» **Directive**:
Below are some entries; can you quote all of them exactly?

>> START Records shown

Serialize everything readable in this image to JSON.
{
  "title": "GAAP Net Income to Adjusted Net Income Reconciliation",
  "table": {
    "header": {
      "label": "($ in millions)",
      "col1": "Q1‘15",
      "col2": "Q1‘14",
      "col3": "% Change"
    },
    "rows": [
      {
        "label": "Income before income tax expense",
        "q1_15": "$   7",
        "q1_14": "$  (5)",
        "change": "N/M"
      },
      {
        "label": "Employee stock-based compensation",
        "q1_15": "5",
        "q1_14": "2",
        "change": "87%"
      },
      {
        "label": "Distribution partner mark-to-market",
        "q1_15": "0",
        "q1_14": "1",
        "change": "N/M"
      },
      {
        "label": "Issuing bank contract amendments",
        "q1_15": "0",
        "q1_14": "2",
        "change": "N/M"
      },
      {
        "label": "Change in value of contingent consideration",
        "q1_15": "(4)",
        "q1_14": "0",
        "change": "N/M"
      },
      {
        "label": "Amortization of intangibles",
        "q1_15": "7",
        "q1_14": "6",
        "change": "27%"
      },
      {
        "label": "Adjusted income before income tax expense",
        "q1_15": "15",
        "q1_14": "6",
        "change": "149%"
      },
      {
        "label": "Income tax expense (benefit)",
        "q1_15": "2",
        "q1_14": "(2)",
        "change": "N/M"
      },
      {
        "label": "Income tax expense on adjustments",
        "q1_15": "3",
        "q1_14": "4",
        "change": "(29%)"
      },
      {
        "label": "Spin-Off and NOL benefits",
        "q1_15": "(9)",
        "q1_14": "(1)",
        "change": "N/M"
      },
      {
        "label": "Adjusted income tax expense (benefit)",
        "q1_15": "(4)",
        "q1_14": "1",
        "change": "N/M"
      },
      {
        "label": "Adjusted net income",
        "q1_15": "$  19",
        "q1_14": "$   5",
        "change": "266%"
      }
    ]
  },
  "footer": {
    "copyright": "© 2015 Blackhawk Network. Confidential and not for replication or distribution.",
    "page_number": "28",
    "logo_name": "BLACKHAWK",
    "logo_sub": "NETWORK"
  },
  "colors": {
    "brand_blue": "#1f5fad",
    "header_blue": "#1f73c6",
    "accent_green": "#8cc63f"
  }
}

>> END Records shown

» **Final result**:
Serialize everything readable in this image to JSON.
{
  "title": "GAAP Net Income to Adjusted Net Income Reconciliation",
  "table": {
    "header": {
      "label": "($ in millions)",
      "col1": "Q1‘15",
      "col2": "Q1‘14",
      "col3": "% Change"
    },
    "rows": [
      {
        "label": "Income before income tax expense",
        "q1_15": "$   7",
        "q1_14": "$  (5)",
        "change": "N/M"
      },
      {
        "label": "Employee stock-based compensation",
        "q1_15": "5",
        "q1_14": "2",
        "change": "87%"
      },
      {
        "label": "Distribution partner mark-to-market",
        "q1_15": "0",
        "q1_14": "1",
        "change": "N/M"
      },
      {
        "label": "Issuing bank contract amendments",
        "q1_15": "0",
        "q1_14": "2",
        "change": "N/M"
      },
      {
        "label": "Change in value of contingent consideration",
        "q1_15": "(4)",
        "q1_14": "0",
        "change": "N/M"
      },
      {
        "label": "Amortization of intangibles",
        "q1_15": "7",
        "q1_14": "6",
        "change": "27%"
      },
      {
        "label": "Adjusted income before income tax expense",
        "q1_15": "15",
        "q1_14": "6",
        "change": "149%"
      },
      {
        "label": "Income tax expense (benefit)",
        "q1_15": "2",
        "q1_14": "(2)",
        "change": "N/M"
      },
      {
        "label": "Income tax expense on adjustments",
        "q1_15": "3",
        "q1_14": "4",
        "change": "(29%)"
      },
      {
        "label": "Spin-Off and NOL benefits",
        "q1_15": "(9)",
        "q1_14": "(1)",
        "change": "N/M"
      },
      {
        "label": "Adjusted income tax expense (benefit)",
        "q1_15": "(4)",
        "q1_14": "1",
        "change": "N/M"
      },
      {
        "label": "Adjusted net income",
        "q1_15": "$  19",
        "q1_14": "$   5",
        "change": "266%"
      }
    ]
  },
  "footer": {
    "copyright": "© 2015 Blackhawk Network. Confidential and not for replication or distribution.",
    "page_number": "28",
    "logo_name": "BLACKHAWK",
    "logo_sub": "NETWORK"
  },
  "colors": {
    "brand_blue": "#1f5fad",
    "header_blue": "#1f73c6",
    "accent_green": "#8cc63f"
  }
}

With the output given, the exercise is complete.